* _Vorliegender Text_
Arbeitsrecht

Fehlerhafte Rechtsfolgenbelehrung in einer Meldeaufforderung

Aktenzeichen  S 8 AS 1046/15

Datum:
1.8.2018
Rechtsgebiet:
Fundstelle:
BeckRS – 2018, 53843
Gerichtsart:
SG
Gerichtsort:
Nürnberg
Rechtsweg:
Sozialgerichtsbarkeit
Normen:
SGB II § 31b, § 32, § 59
SGB III § 309

 

Leitsatz

1. Eine Rechtsfolgenbelehrung, die den Regelungsgehalt des § 309 SGB III nur unvollständig wiedergibt, insbesondere keinen Hinweis auf die Regelung des § 309 Abs. 3 S. 2 SGB II enthält, ist rechtsfehlerhaft. (Rn. 27 – 32) (redaktioneller Leitsatz)

Tenor

I. Der Minderungsbescheid vom 17.04.2015 sowie der Änderungsbescheid vom 17.04.2015 in Gestalt des Widerspruchsbescheides vom 11.09.2015 werden aufgehoben.
II. Der Minderungsbescheid vom 19.05.2015 sowie der Änderungsbescheid vom 17.04.2015 in Gestalt des Widerspruchsbescheides vom 10.09.2015 werden aufgehoben.
III. Der Beklagte hat die notwendigen außergerichtlichen Kosten der Klägerin zu tragen.
IV. Die Berufung wird nicht zugelassen.

Gründe

Die Klage ist zulässig und begründet.

* _Aufgabensammlung_
#1 Beantworten Sie anhand des Textes zur fehlerhaften Rechtsfolgenbelehrung die folgenden Fragen, jede mit einer eigenen Antwort:
(a) An welchem Gerichtsort wurde entschieden?
(b) Welches Datum trägt die Entscheidung?
(c) Wer hat die notwendigen außergerichtlichen Kosten der Klägerin zu tragen?
#2 Prüfen Sie für jede der folgenden Aussagen, ob sie mit dem Text zur fehlerhaften Rechtsfolgenbelehrung übereinstimmt, und belegen Sie Ihr Ja oder Nein mit den entscheidenden Worten des Textes:
(a) Die Berufung wird zugelassen.
(b) Als Rechtsweg ist die Sozialgerichtsbarkeit angegeben.
(c) Die Klage wird als unzulässig abgewiesen.
#3 Schreiben Sie den Text zur fehlerhaften Rechtsfolgenbelehrung im Anschluss an den Satz „Die Klage ist zulässig und begründet.“ weiter.

* _Auszüge aus Datensätzen_
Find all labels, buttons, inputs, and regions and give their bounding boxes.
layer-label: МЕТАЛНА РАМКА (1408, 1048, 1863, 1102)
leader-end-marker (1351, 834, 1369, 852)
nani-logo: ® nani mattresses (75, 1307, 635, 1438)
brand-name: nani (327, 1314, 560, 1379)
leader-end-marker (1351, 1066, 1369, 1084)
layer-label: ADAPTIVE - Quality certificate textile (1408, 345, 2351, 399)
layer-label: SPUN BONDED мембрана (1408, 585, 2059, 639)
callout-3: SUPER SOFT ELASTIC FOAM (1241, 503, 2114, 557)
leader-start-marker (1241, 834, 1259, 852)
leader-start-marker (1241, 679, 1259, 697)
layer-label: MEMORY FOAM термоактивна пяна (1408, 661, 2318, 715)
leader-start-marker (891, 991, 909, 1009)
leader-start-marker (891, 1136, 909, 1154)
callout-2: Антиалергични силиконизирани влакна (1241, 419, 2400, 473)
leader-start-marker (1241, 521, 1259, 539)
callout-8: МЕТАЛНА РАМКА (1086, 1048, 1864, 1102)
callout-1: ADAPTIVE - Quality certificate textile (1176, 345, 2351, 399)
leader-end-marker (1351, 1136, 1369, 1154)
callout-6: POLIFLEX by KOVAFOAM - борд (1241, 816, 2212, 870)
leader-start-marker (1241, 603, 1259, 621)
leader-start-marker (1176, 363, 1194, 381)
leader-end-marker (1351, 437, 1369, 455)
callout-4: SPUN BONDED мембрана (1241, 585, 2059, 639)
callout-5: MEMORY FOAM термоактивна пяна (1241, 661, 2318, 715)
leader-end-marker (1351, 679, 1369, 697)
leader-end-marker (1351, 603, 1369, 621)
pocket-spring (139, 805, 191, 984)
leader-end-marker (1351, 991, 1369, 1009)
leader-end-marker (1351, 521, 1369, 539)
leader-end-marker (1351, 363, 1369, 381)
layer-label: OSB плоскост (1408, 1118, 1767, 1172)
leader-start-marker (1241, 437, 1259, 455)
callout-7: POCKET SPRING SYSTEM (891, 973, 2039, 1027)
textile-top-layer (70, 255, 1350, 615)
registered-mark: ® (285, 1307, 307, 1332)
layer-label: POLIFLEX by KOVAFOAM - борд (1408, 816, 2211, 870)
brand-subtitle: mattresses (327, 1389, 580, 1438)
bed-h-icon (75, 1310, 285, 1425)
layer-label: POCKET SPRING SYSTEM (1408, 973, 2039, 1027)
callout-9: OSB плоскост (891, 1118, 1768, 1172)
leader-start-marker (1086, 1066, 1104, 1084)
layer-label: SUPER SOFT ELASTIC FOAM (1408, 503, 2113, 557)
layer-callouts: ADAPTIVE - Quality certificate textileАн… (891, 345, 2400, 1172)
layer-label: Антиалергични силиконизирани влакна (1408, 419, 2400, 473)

* _Antworten je Aufgabe_
#1
(a) Nürnberg
(b) 1.8.2018
(c) Der Beklagte

#2
(a) Nein: „Die Berufung wird nicht zugelassen.“
(b) Ja: „Sozialgerichtsbarkeit“
(c) Nein: „Die Klage ist zulässig und begründet.“

#3
Der Minderungsbescheid nebst Änderungsbescheid vom 17.04.2015 in Gestalt des Widerspruchsbescheides vom 11.09.2015 sowie der Minderungsbescheid nebst Änderungsbescheid vom 19.05.2015 in Gestalt des Widerspruchsbescheides vom 10.09.2015 sind rechtswidrig und verletzen die Klägerin in ihren Rechten.
Mit diesen Bescheiden stellte der Beklagte die Minderung des Arbeitslosengeldes II für die Klägerin fest und hob für die Monate Mai 2015 bis August 2015 den Bewilligungsbescheid teilweise auf.
Gemäß § 32 Abs. 1 SGB II ist das Arbeitslosengeld II jeweils um 10 Prozent des nach § 20 maßgebenden Regelbedarfs zu mindern, wenn der Leistungsberechtigte trotz schriftlicher Belehrung über die Rechtsfolgen oder deren Kenntnis einer Aufforderung des zuständigen Trägers, sich bei ihm zu melden, nicht nachkommt. Dies gilt nicht, wenn Leistungsberechtigte einen wichtigen Grund für ihr Verhalten darlegen und nachweisen.
Der Minderungszeitraum beträgt laut § 31b Abs. 1 S.3 SGB II drei Monate und beginnt entsprechend § 31b Abs. 1 S. 1 SGB II mit Beginn des Kalendermonats, der auf das Wirksamwerden des Verwaltungsaktes folgt, der die Pflichtverletzung und den Umfang der Minderung der Leistung feststellt.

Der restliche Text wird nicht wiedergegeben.